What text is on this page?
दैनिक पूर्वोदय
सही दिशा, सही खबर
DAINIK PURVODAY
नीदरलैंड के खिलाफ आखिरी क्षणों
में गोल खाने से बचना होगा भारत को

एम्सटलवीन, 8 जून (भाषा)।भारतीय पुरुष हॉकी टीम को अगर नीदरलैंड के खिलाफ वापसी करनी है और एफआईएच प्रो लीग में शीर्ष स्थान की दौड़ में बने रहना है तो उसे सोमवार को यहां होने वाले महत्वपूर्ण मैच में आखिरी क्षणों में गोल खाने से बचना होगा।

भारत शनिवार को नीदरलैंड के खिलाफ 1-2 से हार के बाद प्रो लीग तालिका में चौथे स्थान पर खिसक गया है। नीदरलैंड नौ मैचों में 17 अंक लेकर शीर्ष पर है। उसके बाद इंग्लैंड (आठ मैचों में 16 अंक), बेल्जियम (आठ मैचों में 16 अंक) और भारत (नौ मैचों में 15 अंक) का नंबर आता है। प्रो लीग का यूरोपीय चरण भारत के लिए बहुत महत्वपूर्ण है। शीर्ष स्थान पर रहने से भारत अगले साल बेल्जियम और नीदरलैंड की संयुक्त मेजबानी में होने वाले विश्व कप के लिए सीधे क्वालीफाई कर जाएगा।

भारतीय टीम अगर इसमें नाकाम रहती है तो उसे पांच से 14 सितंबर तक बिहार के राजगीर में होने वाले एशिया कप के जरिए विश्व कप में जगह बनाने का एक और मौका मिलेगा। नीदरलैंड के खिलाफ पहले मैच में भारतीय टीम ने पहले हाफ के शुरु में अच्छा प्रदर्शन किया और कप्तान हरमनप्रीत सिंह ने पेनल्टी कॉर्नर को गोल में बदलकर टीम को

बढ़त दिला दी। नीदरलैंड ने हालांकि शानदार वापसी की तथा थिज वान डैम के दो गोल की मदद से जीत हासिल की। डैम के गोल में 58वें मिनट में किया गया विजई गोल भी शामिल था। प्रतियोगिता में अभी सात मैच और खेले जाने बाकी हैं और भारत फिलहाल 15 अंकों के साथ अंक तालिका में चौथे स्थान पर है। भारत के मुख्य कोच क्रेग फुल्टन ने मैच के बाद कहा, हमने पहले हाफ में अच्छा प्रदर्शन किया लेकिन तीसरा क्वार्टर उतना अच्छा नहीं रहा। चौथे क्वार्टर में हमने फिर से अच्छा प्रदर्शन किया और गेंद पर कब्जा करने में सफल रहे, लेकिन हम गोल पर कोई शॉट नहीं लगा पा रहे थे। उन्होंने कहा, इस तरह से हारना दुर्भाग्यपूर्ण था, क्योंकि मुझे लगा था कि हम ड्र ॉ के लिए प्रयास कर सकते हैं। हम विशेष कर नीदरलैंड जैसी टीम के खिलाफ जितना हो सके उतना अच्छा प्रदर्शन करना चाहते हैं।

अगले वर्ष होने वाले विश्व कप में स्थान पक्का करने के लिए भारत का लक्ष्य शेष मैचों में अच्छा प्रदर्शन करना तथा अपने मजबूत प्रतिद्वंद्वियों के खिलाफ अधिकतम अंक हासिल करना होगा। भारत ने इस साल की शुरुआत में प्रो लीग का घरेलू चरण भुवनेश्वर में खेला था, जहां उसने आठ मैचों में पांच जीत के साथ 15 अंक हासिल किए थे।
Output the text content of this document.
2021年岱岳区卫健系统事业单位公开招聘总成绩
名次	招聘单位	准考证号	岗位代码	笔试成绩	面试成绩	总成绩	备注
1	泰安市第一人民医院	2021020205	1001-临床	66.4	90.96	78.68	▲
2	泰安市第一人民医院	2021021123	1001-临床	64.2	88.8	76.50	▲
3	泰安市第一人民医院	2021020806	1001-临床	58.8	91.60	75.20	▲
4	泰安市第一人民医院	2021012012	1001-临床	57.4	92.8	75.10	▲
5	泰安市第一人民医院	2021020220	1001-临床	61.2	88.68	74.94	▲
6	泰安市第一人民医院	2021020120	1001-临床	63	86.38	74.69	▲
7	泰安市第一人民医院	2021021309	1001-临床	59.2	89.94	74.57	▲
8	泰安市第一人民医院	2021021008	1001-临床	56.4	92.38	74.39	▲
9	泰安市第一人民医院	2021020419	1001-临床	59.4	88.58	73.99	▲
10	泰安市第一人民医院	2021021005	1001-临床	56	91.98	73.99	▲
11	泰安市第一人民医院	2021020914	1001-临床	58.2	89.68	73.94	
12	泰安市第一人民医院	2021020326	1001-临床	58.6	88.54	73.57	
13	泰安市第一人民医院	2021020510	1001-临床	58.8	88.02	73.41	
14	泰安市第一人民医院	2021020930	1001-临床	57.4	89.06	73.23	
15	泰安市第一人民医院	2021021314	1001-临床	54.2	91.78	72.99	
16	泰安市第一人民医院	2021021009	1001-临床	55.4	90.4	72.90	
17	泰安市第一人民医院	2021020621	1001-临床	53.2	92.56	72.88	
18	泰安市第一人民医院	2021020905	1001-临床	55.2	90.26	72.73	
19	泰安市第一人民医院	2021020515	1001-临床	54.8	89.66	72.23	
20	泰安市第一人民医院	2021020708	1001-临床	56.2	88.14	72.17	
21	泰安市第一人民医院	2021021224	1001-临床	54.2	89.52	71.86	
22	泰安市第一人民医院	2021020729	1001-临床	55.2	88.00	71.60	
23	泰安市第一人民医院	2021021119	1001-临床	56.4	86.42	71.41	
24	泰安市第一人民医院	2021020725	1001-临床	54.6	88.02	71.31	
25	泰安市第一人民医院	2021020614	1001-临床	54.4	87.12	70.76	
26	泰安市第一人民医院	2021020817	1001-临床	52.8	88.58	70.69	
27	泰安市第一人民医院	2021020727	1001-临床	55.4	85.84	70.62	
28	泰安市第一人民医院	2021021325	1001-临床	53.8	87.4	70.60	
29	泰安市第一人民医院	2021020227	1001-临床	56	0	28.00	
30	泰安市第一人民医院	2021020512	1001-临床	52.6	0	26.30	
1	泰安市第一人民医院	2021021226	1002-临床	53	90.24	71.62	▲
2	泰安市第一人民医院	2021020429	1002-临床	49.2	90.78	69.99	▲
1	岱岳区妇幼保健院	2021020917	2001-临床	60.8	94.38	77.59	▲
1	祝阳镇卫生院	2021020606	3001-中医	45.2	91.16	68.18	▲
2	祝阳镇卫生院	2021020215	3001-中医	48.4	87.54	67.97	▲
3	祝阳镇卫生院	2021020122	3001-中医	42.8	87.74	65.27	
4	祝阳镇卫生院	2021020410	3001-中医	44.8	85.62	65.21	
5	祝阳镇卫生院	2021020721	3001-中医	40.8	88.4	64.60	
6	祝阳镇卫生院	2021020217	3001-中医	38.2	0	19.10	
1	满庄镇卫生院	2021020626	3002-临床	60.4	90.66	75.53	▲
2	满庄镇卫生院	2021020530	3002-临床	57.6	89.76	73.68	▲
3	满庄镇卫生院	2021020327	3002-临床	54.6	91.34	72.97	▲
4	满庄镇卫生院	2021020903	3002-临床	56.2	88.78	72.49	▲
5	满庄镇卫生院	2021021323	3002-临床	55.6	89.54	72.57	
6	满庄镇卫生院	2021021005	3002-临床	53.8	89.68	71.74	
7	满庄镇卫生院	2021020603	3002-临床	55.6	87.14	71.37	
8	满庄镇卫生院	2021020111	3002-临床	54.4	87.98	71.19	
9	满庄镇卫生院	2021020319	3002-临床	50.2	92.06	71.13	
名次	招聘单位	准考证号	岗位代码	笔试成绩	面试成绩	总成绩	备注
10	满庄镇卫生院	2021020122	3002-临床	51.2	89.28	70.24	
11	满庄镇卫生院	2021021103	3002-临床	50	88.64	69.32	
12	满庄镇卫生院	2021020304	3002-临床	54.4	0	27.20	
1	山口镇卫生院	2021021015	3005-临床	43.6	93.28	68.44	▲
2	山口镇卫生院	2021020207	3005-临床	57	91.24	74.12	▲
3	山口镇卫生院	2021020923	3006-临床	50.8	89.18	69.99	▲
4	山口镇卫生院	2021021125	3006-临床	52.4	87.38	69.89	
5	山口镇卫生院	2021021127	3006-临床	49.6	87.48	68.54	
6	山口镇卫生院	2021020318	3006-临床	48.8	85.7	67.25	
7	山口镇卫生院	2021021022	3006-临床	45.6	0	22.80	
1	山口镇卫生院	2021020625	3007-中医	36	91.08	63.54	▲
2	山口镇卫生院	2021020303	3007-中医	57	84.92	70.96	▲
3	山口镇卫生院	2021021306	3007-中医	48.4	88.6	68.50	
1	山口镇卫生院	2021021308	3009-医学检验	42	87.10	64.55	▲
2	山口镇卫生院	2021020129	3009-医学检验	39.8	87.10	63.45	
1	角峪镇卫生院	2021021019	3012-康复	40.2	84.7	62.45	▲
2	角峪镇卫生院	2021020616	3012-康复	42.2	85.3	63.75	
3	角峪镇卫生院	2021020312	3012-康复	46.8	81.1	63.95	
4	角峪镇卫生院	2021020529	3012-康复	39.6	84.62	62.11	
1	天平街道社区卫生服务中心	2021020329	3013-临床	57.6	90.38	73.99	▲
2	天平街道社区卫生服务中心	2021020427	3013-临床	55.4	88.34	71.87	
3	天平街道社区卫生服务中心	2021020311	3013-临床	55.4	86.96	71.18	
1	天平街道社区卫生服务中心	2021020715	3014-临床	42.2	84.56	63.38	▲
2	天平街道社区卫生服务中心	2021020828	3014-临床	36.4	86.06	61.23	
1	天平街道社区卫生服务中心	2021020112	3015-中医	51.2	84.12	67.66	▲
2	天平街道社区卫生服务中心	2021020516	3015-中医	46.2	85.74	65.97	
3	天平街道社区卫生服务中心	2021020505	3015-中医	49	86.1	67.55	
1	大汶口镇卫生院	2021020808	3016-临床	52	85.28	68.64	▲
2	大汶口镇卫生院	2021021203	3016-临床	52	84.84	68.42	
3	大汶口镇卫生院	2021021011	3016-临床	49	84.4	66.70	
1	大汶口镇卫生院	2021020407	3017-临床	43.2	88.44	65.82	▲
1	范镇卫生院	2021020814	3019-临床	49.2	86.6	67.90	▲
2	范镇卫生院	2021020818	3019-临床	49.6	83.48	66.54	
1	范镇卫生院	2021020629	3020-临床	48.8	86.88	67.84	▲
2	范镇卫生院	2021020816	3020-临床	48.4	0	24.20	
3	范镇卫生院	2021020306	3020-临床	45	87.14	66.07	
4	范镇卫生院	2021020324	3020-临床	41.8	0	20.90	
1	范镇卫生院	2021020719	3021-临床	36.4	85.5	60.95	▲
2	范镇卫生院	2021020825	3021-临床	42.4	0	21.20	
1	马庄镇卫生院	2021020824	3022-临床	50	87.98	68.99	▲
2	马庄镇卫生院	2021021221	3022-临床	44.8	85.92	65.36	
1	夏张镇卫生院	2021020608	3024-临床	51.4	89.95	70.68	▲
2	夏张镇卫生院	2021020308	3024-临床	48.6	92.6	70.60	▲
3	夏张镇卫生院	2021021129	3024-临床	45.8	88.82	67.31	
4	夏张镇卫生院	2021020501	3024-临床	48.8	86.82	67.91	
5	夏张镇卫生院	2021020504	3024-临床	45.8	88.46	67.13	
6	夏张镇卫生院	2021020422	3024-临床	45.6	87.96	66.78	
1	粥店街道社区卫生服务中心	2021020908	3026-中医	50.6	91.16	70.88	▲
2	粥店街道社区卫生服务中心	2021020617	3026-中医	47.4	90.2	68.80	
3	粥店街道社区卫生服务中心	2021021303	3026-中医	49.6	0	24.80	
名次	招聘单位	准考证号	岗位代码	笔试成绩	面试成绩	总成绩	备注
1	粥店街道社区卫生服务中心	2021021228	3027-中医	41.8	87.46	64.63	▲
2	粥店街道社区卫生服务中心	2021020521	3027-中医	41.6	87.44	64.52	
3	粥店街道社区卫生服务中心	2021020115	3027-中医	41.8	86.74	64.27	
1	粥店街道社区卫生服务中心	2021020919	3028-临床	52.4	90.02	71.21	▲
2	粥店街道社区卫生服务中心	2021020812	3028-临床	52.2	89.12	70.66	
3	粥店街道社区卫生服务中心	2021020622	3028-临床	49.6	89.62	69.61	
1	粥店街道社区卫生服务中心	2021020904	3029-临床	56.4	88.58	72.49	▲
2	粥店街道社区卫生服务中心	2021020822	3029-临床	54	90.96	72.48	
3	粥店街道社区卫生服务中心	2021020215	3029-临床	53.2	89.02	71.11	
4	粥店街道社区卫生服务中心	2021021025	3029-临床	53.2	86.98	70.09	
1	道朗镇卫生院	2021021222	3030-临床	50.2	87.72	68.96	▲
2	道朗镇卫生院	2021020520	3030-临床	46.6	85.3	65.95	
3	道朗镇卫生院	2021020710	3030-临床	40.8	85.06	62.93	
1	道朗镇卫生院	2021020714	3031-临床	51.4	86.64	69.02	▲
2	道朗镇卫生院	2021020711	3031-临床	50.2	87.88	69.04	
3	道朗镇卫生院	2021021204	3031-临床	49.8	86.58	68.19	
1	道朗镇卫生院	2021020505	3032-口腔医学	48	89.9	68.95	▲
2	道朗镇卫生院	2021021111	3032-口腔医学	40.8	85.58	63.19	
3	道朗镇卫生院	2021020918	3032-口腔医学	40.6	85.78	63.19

*Task goal:* Whenever "口腔医学" turns up in a line, pick that line out.

*Output of the exercise:*
1	道朗镇卫生院	2021020505	3032-口腔医学	48	89.9	68.95	▲
2	道朗镇卫生院	2021021111	3032-口腔医学	40.8	85.58	63.19	
3	道朗镇卫生院	2021020918	3032-口腔医学	40.6	85.78	63.19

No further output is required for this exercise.